◆ DO THIS: Reproduce every line of the items below verbatim, leaving out the pictures.

◆ ENTRIES SUPPLIED:
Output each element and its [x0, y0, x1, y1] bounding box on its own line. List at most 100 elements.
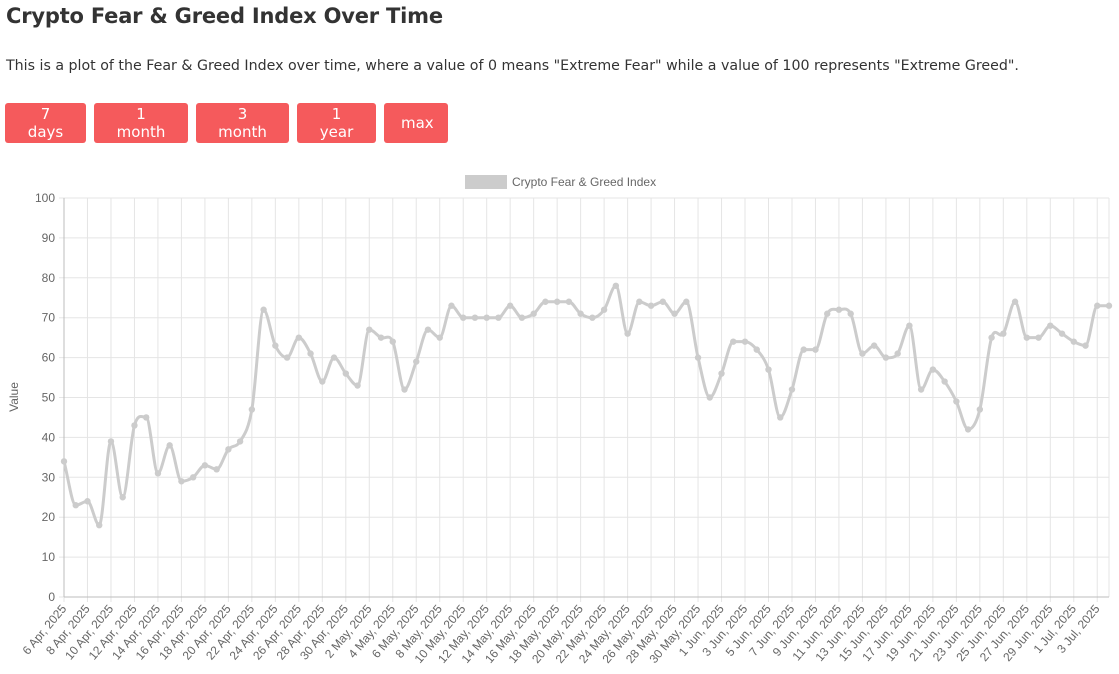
data-point[interactable]	[812, 346, 819, 353]
data-point[interactable]	[307, 350, 314, 357]
data-point[interactable]	[1082, 342, 1089, 349]
data-point[interactable]	[824, 310, 831, 317]
data-point[interactable]	[96, 521, 103, 529]
data-point[interactable]	[659, 298, 667, 305]
data-point[interactable]	[424, 326, 432, 333]
data-point[interactable]	[1070, 338, 1077, 345]
data-point[interactable]	[119, 494, 126, 501]
data-point[interactable]	[448, 302, 455, 309]
data-point[interactable]	[142, 414, 150, 421]
data-point[interactable]	[906, 322, 913, 329]
data-point[interactable]	[624, 330, 631, 337]
data-point[interactable]	[506, 302, 514, 309]
data-point[interactable]	[354, 382, 361, 389]
range-1-month-button[interactable]: 1 month	[94, 103, 188, 143]
data-point[interactable]	[1058, 330, 1066, 337]
data-point[interactable]	[953, 398, 960, 405]
data-point[interactable]	[283, 354, 291, 361]
data-point[interactable]	[612, 282, 620, 289]
data-point[interactable]	[84, 498, 91, 505]
data-point[interactable]	[495, 314, 502, 321]
data-point[interactable]	[154, 470, 162, 477]
data-point[interactable]	[929, 366, 937, 373]
chart-legend[interactable]: Crypto Fear & Greed Index	[465, 175, 656, 189]
data-point[interactable]	[577, 310, 584, 317]
data-point[interactable]	[694, 354, 702, 361]
data-point[interactable]	[295, 334, 303, 341]
data-point[interactable]	[706, 394, 713, 401]
data-point[interactable]	[847, 310, 854, 317]
data-point[interactable]	[225, 446, 232, 453]
range-1-year-button[interactable]: 1 year	[297, 103, 376, 143]
data-point[interactable]	[131, 422, 138, 429]
data-point[interactable]	[1105, 302, 1113, 309]
data-point[interactable]	[647, 302, 655, 309]
data-point[interactable]	[518, 314, 526, 321]
data-point[interactable]	[671, 310, 678, 317]
data-point[interactable]	[941, 378, 948, 385]
data-point[interactable]	[718, 370, 725, 377]
data-point[interactable]	[589, 314, 596, 321]
data-point[interactable]	[859, 350, 866, 357]
data-point[interactable]	[471, 314, 479, 321]
data-point[interactable]	[553, 298, 561, 305]
data-point[interactable]	[741, 338, 749, 345]
data-point[interactable]	[366, 326, 373, 333]
data-point[interactable]	[213, 466, 220, 473]
data-point[interactable]	[882, 354, 890, 361]
data-point[interactable]	[777, 414, 784, 421]
data-point[interactable]	[917, 386, 925, 393]
data-point[interactable]	[483, 314, 490, 321]
data-point[interactable]	[565, 298, 573, 305]
data-point[interactable]	[730, 338, 737, 345]
data-point[interactable]	[835, 306, 843, 313]
data-point[interactable]	[236, 438, 244, 445]
data-points	[60, 282, 1113, 529]
range-3-month-button[interactable]: 3 month	[196, 103, 289, 143]
data-point[interactable]	[178, 478, 185, 485]
data-point[interactable]	[683, 298, 690, 305]
data-point[interactable]	[342, 370, 349, 377]
data-point[interactable]	[460, 314, 467, 321]
data-point[interactable]	[413, 358, 420, 365]
data-point[interactable]	[401, 386, 408, 393]
data-point[interactable]	[753, 346, 760, 353]
y-axis-title: Value	[7, 382, 21, 412]
data-point[interactable]	[319, 378, 326, 385]
data-point[interactable]	[201, 462, 209, 469]
data-point[interactable]	[1023, 334, 1031, 341]
range-max-button[interactable]: max	[384, 103, 448, 143]
data-point[interactable]	[1011, 298, 1019, 305]
data-point[interactable]	[72, 502, 79, 509]
data-point[interactable]	[377, 334, 385, 341]
data-point[interactable]	[1047, 322, 1054, 329]
data-point[interactable]	[964, 426, 972, 433]
data-point[interactable]	[600, 306, 608, 313]
data-point[interactable]	[800, 346, 807, 353]
data-point[interactable]	[894, 350, 901, 357]
data-point[interactable]	[107, 438, 115, 445]
data-point[interactable]	[260, 306, 267, 313]
data-point[interactable]	[976, 406, 984, 413]
y-tick-label: 30	[42, 470, 56, 484]
data-point[interactable]	[60, 458, 68, 465]
data-point[interactable]	[1035, 334, 1042, 341]
data-point[interactable]	[272, 342, 279, 349]
data-point[interactable]	[765, 366, 772, 373]
data-point[interactable]	[1000, 330, 1007, 337]
data-point[interactable]	[389, 338, 396, 345]
data-point[interactable]	[636, 298, 643, 305]
data-point[interactable]	[248, 406, 256, 413]
data-point[interactable]	[166, 442, 173, 449]
data-point[interactable]	[189, 474, 197, 481]
data-point[interactable]	[530, 310, 537, 317]
data-point[interactable]	[436, 334, 443, 341]
data-point[interactable]	[988, 334, 995, 341]
data-point[interactable]	[542, 298, 549, 305]
data-point[interactable]	[870, 342, 878, 349]
data-point[interactable]	[788, 386, 796, 393]
data-point[interactable]	[1094, 302, 1101, 309]
data-point[interactable]	[330, 354, 338, 361]
range-7-days-button[interactable]: 7 days	[5, 103, 86, 143]
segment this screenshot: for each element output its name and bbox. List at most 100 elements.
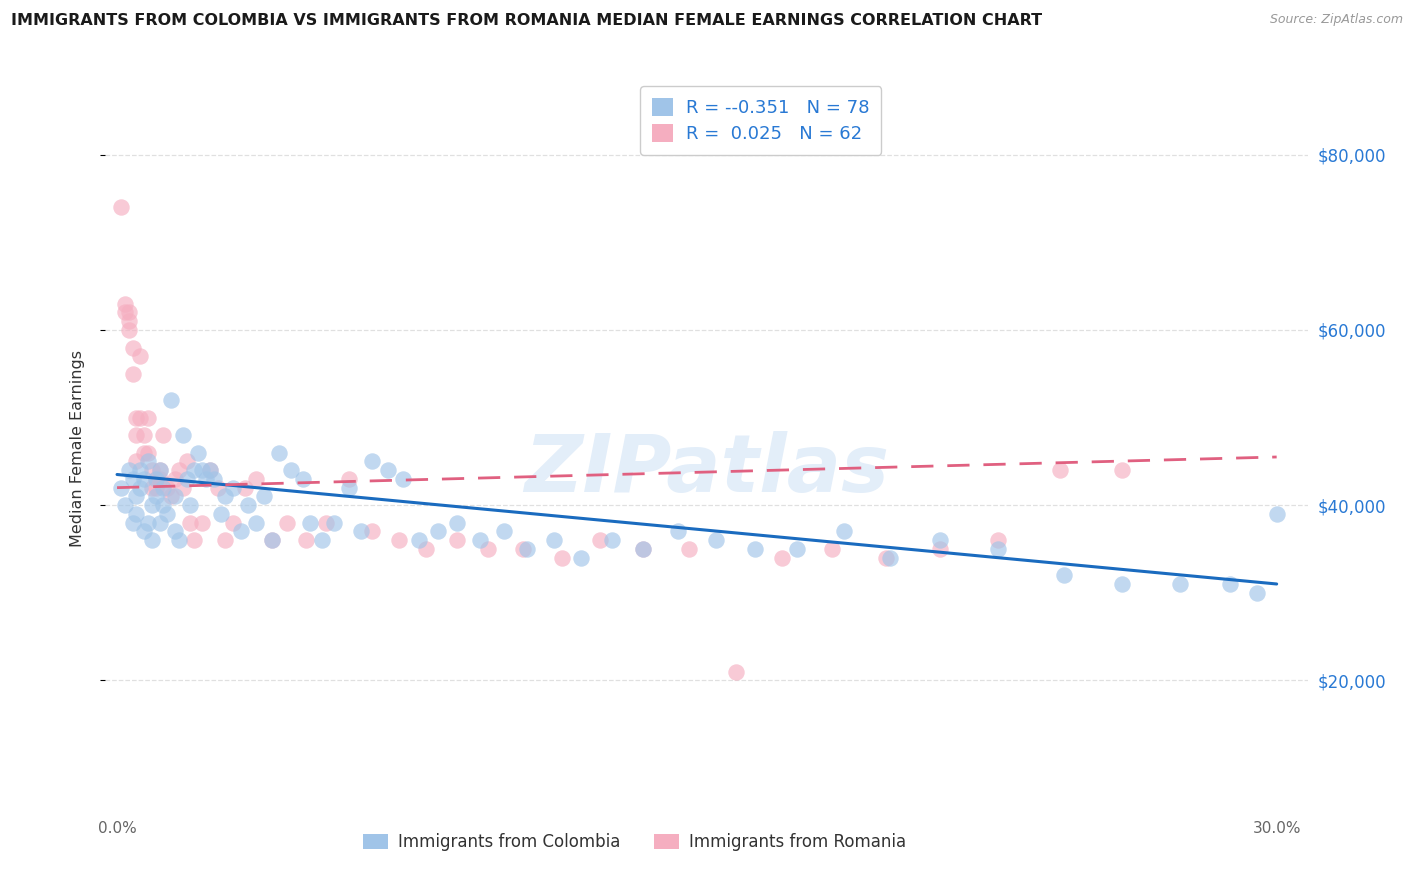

◆ FULL SOLUTION:
Output each element and its [x0, y0, x1, y1] bounding box on its own line. List at most 100 elements.
data-point[interactable]	[812, 346, 819, 353]
data-point[interactable]	[307, 350, 314, 357]
data-point[interactable]	[1082, 342, 1089, 349]
data-point[interactable]	[824, 310, 831, 317]
data-point[interactable]	[96, 521, 103, 529]
data-point[interactable]	[659, 298, 667, 305]
data-point[interactable]	[424, 326, 432, 333]
data-point[interactable]	[1070, 338, 1077, 345]
data-point[interactable]	[119, 494, 126, 501]
data-point[interactable]	[448, 302, 455, 309]
data-point[interactable]	[142, 414, 150, 421]
data-point[interactable]	[906, 322, 913, 329]
data-point[interactable]	[624, 330, 631, 337]
data-point[interactable]	[506, 302, 514, 309]
data-point[interactable]	[354, 382, 361, 389]
range-1-month-button[interactable]: 1 month	[94, 103, 188, 143]
data-point[interactable]	[1058, 330, 1066, 337]
data-point[interactable]	[953, 398, 960, 405]
data-point[interactable]	[283, 354, 291, 361]
data-point[interactable]	[612, 282, 620, 289]
data-point[interactable]	[84, 498, 91, 505]
data-point[interactable]	[495, 314, 502, 321]
data-point[interactable]	[154, 470, 162, 477]
data-point[interactable]	[929, 366, 937, 373]
chart-legend[interactable]: Crypto Fear & Greed Index	[465, 175, 656, 189]
data-point[interactable]	[577, 310, 584, 317]
data-point[interactable]	[694, 354, 702, 361]
data-point[interactable]	[295, 334, 303, 341]
data-point[interactable]	[706, 394, 713, 401]
data-point[interactable]	[847, 310, 854, 317]
data-point[interactable]	[225, 446, 232, 453]
range-1-year-button[interactable]: 1 year	[297, 103, 376, 143]
data-point[interactable]	[131, 422, 138, 429]
data-point[interactable]	[1105, 302, 1113, 309]
data-point[interactable]	[647, 302, 655, 309]
data-point[interactable]	[518, 314, 526, 321]
data-point[interactable]	[671, 310, 678, 317]
data-point[interactable]	[941, 378, 948, 385]
data-point[interactable]	[718, 370, 725, 377]
data-point[interactable]	[589, 314, 596, 321]
data-point[interactable]	[859, 350, 866, 357]
data-point[interactable]	[471, 314, 479, 321]
data-point[interactable]	[553, 298, 561, 305]
data-point[interactable]	[741, 338, 749, 345]
data-point[interactable]	[366, 326, 373, 333]
data-point[interactable]	[213, 466, 220, 473]
data-point[interactable]	[882, 354, 890, 361]
data-point[interactable]	[777, 414, 784, 421]
data-point[interactable]	[917, 386, 925, 393]
data-point[interactable]	[483, 314, 490, 321]
data-point[interactable]	[565, 298, 573, 305]
data-point[interactable]	[730, 338, 737, 345]
data-point[interactable]	[835, 306, 843, 313]
data-point[interactable]	[236, 438, 244, 445]
data-points	[60, 282, 1113, 529]
range-3-month-button[interactable]: 3 month	[196, 103, 289, 143]
data-point[interactable]	[178, 478, 185, 485]
data-point[interactable]	[683, 298, 690, 305]
data-point[interactable]	[342, 370, 349, 377]
data-point[interactable]	[460, 314, 467, 321]
data-point[interactable]	[413, 358, 420, 365]
data-point[interactable]	[401, 386, 408, 393]
data-point[interactable]	[753, 346, 760, 353]
y-axis-title: Value	[7, 382, 21, 412]
data-point[interactable]	[319, 378, 326, 385]
data-point[interactable]	[201, 462, 209, 469]
data-point[interactable]	[1023, 334, 1031, 341]
range-max-button[interactable]: max	[384, 103, 448, 143]
data-point[interactable]	[1011, 298, 1019, 305]
data-point[interactable]	[72, 502, 79, 509]
data-point[interactable]	[377, 334, 385, 341]
data-point[interactable]	[1047, 322, 1054, 329]
data-point[interactable]	[964, 426, 972, 433]
data-point[interactable]	[600, 306, 608, 313]
data-point[interactable]	[800, 346, 807, 353]
data-point[interactable]	[894, 350, 901, 357]
data-point[interactable]	[107, 438, 115, 445]
data-point[interactable]	[260, 306, 267, 313]
data-point[interactable]	[976, 406, 984, 413]
y-tick-label: 30	[42, 470, 56, 484]
data-point[interactable]	[60, 458, 68, 465]
data-point[interactable]	[1035, 334, 1042, 341]
data-point[interactable]	[272, 342, 279, 349]
data-point[interactable]	[765, 366, 772, 373]
data-point[interactable]	[1000, 330, 1007, 337]
data-point[interactable]	[389, 338, 396, 345]
data-point[interactable]	[636, 298, 643, 305]
data-point[interactable]	[248, 406, 256, 413]
data-point[interactable]	[166, 442, 173, 449]
data-point[interactable]	[189, 474, 197, 481]
data-point[interactable]	[530, 310, 537, 317]
data-point[interactable]	[436, 334, 443, 341]
data-point[interactable]	[988, 334, 995, 341]
data-point[interactable]	[542, 298, 549, 305]
data-point[interactable]	[870, 342, 878, 349]
data-point[interactable]	[788, 386, 796, 393]
data-point[interactable]	[1094, 302, 1101, 309]
data-point[interactable]	[330, 354, 338, 361]
range-7-days-button[interactable]: 7 days	[5, 103, 86, 143]
segment this screenshot: for each element output its name and bbox. List at most 100 elements.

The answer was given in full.